» Dataset entries on figures:
** start **

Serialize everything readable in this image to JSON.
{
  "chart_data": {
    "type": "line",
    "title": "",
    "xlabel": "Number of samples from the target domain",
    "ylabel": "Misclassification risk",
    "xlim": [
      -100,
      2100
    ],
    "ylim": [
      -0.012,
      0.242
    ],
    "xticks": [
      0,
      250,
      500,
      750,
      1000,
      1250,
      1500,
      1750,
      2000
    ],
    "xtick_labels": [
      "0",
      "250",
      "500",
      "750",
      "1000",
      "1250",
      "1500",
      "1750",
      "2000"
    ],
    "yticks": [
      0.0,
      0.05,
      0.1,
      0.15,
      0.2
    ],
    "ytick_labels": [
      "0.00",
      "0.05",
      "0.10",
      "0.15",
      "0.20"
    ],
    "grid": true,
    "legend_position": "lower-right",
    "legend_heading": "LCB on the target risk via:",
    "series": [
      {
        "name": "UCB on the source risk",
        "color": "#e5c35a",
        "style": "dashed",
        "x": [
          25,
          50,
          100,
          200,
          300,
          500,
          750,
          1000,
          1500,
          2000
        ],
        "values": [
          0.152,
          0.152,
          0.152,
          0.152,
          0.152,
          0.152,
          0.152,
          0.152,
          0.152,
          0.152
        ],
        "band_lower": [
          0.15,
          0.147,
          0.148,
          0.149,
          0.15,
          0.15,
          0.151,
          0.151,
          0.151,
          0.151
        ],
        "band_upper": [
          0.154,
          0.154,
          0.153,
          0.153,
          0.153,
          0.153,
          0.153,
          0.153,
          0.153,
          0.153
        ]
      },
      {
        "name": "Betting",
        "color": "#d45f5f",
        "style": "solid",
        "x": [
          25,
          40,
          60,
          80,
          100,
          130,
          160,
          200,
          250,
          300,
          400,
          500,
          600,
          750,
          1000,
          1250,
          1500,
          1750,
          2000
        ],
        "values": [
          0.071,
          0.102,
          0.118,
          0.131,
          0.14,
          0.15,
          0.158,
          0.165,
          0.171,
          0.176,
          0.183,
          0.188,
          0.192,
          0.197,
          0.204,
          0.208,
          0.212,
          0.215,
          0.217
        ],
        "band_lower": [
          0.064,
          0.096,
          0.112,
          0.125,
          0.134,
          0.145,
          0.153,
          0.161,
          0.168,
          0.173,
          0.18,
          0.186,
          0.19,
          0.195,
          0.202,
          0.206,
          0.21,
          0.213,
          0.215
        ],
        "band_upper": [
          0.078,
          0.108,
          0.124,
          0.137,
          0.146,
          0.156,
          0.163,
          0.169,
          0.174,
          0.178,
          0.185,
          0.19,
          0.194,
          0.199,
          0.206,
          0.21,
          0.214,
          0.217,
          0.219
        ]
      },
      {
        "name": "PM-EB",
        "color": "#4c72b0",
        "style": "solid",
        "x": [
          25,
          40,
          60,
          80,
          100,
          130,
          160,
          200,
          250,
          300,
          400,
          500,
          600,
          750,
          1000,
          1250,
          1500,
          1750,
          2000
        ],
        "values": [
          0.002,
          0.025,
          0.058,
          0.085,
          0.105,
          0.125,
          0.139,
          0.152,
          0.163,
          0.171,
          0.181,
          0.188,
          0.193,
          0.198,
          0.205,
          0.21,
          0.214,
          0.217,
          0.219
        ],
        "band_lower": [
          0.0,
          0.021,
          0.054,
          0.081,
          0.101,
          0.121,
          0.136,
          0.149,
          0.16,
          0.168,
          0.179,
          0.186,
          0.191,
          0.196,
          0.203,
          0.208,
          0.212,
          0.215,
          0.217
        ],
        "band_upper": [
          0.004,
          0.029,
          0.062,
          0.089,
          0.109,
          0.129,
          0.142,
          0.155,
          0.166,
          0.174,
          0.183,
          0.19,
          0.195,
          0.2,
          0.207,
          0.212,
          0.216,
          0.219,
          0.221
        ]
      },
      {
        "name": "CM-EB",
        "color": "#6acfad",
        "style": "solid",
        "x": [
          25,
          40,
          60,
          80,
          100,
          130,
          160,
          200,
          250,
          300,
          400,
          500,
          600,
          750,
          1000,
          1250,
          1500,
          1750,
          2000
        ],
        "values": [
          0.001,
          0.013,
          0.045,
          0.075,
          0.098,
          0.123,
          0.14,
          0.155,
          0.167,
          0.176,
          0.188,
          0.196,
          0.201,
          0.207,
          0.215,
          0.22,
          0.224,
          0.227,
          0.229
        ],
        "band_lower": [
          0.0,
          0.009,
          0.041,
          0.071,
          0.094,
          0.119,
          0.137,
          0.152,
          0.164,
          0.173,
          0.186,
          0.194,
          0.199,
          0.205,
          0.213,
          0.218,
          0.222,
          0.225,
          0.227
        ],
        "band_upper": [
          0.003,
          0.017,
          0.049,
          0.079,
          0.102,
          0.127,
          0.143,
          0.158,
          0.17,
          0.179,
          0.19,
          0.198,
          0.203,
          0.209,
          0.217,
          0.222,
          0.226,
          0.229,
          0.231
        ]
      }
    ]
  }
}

** end **

» Instructions for the task: Set out every line from the material that contains the string "color".

» Expected answer:
        "color": "#e5c35a",
        "color": "#d45f5f",
        "color": "#4c72b0",
        "color": "#6acfad",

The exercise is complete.